(begin)

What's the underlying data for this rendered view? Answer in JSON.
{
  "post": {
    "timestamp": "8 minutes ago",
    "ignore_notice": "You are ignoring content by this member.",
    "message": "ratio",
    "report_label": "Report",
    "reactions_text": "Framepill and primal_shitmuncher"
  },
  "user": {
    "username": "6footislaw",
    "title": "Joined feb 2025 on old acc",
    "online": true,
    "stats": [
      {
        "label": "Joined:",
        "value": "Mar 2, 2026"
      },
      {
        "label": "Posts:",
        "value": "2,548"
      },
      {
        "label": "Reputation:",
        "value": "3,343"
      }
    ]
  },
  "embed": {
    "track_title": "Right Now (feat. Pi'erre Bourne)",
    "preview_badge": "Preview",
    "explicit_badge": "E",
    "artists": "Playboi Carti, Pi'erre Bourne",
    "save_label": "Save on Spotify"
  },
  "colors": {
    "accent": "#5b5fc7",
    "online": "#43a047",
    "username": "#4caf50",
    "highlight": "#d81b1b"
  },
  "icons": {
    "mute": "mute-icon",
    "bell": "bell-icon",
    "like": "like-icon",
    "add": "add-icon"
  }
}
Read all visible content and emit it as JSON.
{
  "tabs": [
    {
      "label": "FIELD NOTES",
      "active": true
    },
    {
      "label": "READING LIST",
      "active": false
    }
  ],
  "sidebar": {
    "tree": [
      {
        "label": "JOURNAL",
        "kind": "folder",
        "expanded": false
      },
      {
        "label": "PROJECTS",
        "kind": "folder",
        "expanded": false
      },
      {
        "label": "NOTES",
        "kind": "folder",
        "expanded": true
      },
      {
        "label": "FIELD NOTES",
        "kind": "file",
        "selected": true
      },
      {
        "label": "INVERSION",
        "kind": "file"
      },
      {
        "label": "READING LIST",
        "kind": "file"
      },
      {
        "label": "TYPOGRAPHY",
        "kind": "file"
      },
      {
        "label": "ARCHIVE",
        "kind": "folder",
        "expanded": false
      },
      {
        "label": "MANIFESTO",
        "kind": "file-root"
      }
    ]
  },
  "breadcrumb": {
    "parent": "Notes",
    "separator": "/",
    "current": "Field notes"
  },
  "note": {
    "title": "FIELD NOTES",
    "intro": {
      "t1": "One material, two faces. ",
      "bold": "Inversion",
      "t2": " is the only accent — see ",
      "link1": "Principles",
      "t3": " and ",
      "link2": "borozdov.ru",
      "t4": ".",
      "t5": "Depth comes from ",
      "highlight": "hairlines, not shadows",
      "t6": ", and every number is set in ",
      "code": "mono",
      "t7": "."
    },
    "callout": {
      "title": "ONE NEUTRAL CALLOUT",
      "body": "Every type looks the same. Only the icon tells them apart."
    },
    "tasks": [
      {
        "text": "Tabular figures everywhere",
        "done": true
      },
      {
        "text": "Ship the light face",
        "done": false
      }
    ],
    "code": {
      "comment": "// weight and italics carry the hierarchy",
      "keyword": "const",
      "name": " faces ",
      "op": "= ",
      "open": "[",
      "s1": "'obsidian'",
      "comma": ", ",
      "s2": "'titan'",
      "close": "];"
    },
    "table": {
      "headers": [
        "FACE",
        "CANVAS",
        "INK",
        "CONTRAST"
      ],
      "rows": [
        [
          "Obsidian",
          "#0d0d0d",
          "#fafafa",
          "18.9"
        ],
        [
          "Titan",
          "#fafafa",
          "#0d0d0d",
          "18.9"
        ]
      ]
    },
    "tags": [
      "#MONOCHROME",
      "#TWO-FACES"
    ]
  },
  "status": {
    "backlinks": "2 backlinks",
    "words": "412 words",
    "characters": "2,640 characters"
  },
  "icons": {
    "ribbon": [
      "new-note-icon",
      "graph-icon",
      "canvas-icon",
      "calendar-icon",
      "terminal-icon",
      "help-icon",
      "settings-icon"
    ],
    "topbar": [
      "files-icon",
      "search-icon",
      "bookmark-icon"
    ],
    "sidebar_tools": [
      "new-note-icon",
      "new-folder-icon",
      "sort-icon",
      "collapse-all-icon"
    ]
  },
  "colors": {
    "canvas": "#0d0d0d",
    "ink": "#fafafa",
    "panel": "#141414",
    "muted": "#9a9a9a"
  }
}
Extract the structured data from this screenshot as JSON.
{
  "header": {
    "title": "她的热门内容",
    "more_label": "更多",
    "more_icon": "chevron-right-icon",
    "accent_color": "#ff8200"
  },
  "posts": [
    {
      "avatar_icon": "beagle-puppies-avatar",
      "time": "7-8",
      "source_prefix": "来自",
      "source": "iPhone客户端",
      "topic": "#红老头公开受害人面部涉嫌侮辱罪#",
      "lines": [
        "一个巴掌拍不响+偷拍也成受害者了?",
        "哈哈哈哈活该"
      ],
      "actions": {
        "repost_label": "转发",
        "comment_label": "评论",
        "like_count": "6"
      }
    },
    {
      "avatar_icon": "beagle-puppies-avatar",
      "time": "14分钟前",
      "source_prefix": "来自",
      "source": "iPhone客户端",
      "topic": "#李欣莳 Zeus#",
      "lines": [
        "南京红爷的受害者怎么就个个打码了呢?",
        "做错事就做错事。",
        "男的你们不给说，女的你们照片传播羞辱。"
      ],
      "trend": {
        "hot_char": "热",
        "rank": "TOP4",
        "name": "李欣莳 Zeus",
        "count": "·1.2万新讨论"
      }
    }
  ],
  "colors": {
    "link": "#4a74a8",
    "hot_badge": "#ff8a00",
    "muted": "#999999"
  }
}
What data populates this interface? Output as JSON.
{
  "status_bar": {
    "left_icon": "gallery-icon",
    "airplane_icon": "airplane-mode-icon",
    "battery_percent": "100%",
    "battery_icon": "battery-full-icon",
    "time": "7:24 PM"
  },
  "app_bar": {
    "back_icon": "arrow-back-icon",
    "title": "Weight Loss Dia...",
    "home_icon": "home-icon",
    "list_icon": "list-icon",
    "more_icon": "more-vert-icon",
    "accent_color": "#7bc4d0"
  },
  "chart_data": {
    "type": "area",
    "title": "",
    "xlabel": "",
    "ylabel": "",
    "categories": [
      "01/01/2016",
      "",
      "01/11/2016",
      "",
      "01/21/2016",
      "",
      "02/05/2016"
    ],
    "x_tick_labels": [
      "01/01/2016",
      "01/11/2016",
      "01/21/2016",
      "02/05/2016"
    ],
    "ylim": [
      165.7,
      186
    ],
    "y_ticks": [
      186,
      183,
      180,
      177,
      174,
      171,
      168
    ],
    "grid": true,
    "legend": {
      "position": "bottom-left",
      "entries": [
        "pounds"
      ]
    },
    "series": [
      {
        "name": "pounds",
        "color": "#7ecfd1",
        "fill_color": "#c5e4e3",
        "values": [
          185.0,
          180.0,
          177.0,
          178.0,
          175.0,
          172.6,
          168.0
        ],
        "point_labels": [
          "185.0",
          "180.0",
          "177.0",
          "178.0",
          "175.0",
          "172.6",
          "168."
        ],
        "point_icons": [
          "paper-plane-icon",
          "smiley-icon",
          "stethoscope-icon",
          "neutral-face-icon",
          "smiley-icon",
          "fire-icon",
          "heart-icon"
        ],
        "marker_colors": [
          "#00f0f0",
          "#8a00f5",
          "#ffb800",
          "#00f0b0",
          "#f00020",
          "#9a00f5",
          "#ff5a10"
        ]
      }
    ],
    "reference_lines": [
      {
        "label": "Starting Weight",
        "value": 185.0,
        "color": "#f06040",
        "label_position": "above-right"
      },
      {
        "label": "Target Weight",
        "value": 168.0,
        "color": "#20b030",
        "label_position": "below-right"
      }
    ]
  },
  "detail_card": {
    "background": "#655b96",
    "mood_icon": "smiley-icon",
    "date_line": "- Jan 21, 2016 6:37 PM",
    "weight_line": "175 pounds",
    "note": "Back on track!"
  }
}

(end)

* TASK DIRECTIONS:
Quote the entire listing above exactly.

* RESPONSE TO THIS EXERCISE:
What's the underlying data for this rendered view? Answer in JSON.
{
  "post": {
    "timestamp": "8 minutes ago",
    "ignore_notice": "You are ignoring content by this member.",
    "message": "ratio",
    "report_label": "Report",
    "reactions_text": "Framepill and primal_shitmuncher"
  },
  "user": {
    "username": "6footislaw",
    "title": "Joined feb 2025 on old acc",
    "online": true,
    "stats": [
      {
        "label": "Joined:",
        "value": "Mar 2, 2026"
      },
      {
        "label": "Posts:",
        "value": "2,548"
      },
      {
        "label": "Reputation:",
        "value": "3,343"
      }
    ]
  },
  "embed": {
    "track_title": "Right Now (feat. Pi'erre Bourne)",
    "preview_badge": "Preview",
    "explicit_badge": "E",
    "artists": "Playboi Carti, Pi'erre Bourne",
    "save_label": "Save on Spotify"
  },
  "colors": {
    "accent": "#5b5fc7",
    "online": "#43a047",
    "username": "#4caf50",
    "highlight": "#d81b1b"
  },
  "icons": {
    "mute": "mute-icon",
    "bell": "bell-icon",
    "like": "like-icon",
    "add": "add-icon"
  }
}
Read all visible content and emit it as JSON.
{
  "tabs": [
    {
      "label": "FIELD NOTES",
      "active": true
    },
    {
      "label": "READING LIST",
      "active": false
    }
  ],
  "sidebar": {
    "tree": [
      {
        "label": "JOURNAL",
        "kind": "folder",
        "expanded": false
      },
      {
        "label": "PROJECTS",
        "kind": "folder",
        "expanded": false
      },
      {
        "label": "NOTES",
        "kind": "folder",
        "expanded": true
      },
      {
        "label": "FIELD NOTES",
        "kind": "file",
        "selected": true
      },
      {
        "label": "INVERSION",
        "kind": "file"
      },
      {
        "label": "READING LIST",
        "kind": "file"
      },
      {
        "label": "TYPOGRAPHY",
        "kind": "file"
      },
      {
        "label": "ARCHIVE",
        "kind": "folder",
        "expanded": false
      },
      {
        "label": "MANIFESTO",
        "kind": "file-root"
      }
    ]
  },
  "breadcrumb": {
    "parent": "Notes",
    "separator": "/",
    "current": "Field notes"
  },
  "note": {
    "title": "FIELD NOTES",
    "intro": {
      "t1": "One material, two faces. ",
      "bold": "Inversion",
      "t2": " is the only accent — see ",
      "link1": "Principles",
      "t3": " and ",
      "link2": "borozdov.ru",
      "t4": ".",
      "t5": "Depth comes from ",
      "highlight": "hairlines, not shadows",
      "t6": ", and every number is set in ",
      "code": "mono",
      "t7": "."
    },
    "callout": {
      "title": "ONE NEUTRAL CALLOUT",
      "body": "Every type looks the same. Only the icon tells them apart."
    },
    "tasks": [
      {
        "text": "Tabular figures everywhere",
        "done": true
      },
      {
        "text": "Ship the light face",
        "done": false
      }
    ],
    "code": {
      "comment": "// weight and italics carry the hierarchy",
      "keyword": "const",
      "name": " faces ",
      "op": "= ",
      "open": "[",
      "s1": "'obsidian'",
      "comma": ", ",
      "s2": "'titan'",
      "close": "];"
    },
    "table": {
      "headers": [
        "FACE",
        "CANVAS",
        "INK",
        "CONTRAST"
      ],
      "rows": [
        [
          "Obsidian",
          "#0d0d0d",
          "#fafafa",
          "18.9"
        ],
        [
          "Titan",
          "#fafafa",
          "#0d0d0d",
          "18.9"
        ]
      ]
    },
    "tags": [
      "#MONOCHROME",
      "#TWO-FACES"
    ]
  },
  "status": {
    "backlinks": "2 backlinks",
    "words": "412 words",
    "characters": "2,640 characters"
  },
  "icons": {
    "ribbon": [
      "new-note-icon",
      "graph-icon",
      "canvas-icon",
      "calendar-icon",
      "terminal-icon",
      "help-icon",
      "settings-icon"
    ],
    "topbar": [
      "files-icon",
      "search-icon",
      "bookmark-icon"
    ],
    "sidebar_tools": [
      "new-note-icon",
      "new-folder-icon",
      "sort-icon",
      "collapse-all-icon"
    ]
  },
  "colors": {
    "canvas": "#0d0d0d",
    "ink": "#fafafa",
    "panel": "#141414",
    "muted": "#9a9a9a"
  }
}
Extract the structured data from this screenshot as JSON.
{
  "header": {
    "title": "她的热门内容",
    "more_label": "更多",
    "more_icon": "chevron-right-icon",
    "accent_color": "#ff8200"
  },
  "posts": [
    {
      "avatar_icon": "beagle-puppies-avatar",
      "time": "7-8",
      "source_prefix": "来自",
      "source": "iPhone客户端",
      "topic": "#红老头公开受害人面部涉嫌侮辱罪#",
      "lines": [
        "一个巴掌拍不响+偷拍也成受害者了?",
        "哈哈哈哈活该"
      ],
      "actions": {
        "repost_label": "转发",
        "comment_label": "评论",
        "like_count": "6"
      }
    },
    {
      "avatar_icon": "beagle-puppies-avatar",
      "time": "14分钟前",
      "source_prefix": "来自",
      "source": "iPhone客户端",
      "topic": "#李欣莳 Zeus#",
      "lines": [
        "南京红爷的受害者怎么就个个打码了呢?",
        "做错事就做错事。",
        "男的你们不给说，女的你们照片传播羞辱。"
      ],
      "trend": {
        "hot_char": "热",
        "rank": "TOP4",
        "name": "李欣莳 Zeus",
        "count": "·1.2万新讨论"
      }
    }
  ],
  "colors": {
    "link": "#4a74a8",
    "hot_badge": "#ff8a00",
    "muted": "#999999"
  }
}
What data populates this interface? Output as JSON.
{
  "status_bar": {
    "left_icon": "gallery-icon",
    "airplane_icon": "airplane-mode-icon",
    "battery_percent": "100%",
    "battery_icon": "battery-full-icon",
    "time": "7:24 PM"
  },
  "app_bar": {
    "back_icon": "arrow-back-icon",
    "title": "Weight Loss Dia...",
    "home_icon": "home-icon",
    "list_icon": "list-icon",
    "more_icon": "more-vert-icon",
    "accent_color": "#7bc4d0"
  },
  "chart_data": {
    "type": "area",
    "title": "",
    "xlabel": "",
    "ylabel": "",
    "categories": [
      "01/01/2016",
      "",
      "01/11/2016",
      "",
      "01/21/2016",
      "",
      "02/05/2016"
    ],
    "x_tick_labels": [
      "01/01/2016",
      "01/11/2016",
      "01/21/2016",
      "02/05/2016"
    ],
    "ylim": [
      165.7,
      186
    ],
    "y_ticks": [
      186,
      183,
      180,
      177,
      174,
      171,
      168
    ],
    "grid": true,
    "legend": {
      "position": "bottom-left",
      "entries": [
        "pounds"
      ]
    },
    "series": [
      {
        "name": "pounds",
        "color": "#7ecfd1",
        "fill_color": "#c5e4e3",
        "values": [
          185.0,
          180.0,
          177.0,
          178.0,
          175.0,
          172.6,
          168.0
        ],
        "point_labels": [
          "185.0",
          "180.0",
          "177.0",
          "178.0",
          "175.0",
          "172.6",
          "168."
        ],
        "point_icons": [
          "paper-plane-icon",
          "smiley-icon",
          "stethoscope-icon",
          "neutral-face-icon",
          "smiley-icon",
          "fire-icon",
          "heart-icon"
        ],
        "marker_colors": [
          "#00f0f0",
          "#8a00f5",
          "#ffb800",
          "#00f0b0",
          "#f00020",
          "#9a00f5",
          "#ff5a10"
        ]
      }
    ],
    "reference_lines": [
      {
        "label": "Starting Weight",
        "value": 185.0,
        "color": "#f06040",
        "label_position": "above-right"
      },
      {
        "label": "Target Weight",
        "value": 168.0,
        "color": "#20b030",
        "label_position": "below-right"
      }
    ]
  },
  "detail_card": {
    "background": "#655b96",
    "mood_icon": "smiley-icon",
    "date_line": "- Jan 21, 2016 6:37 PM",
    "weight_line": "175 pounds",
    "note": "Back on track!"
  }
}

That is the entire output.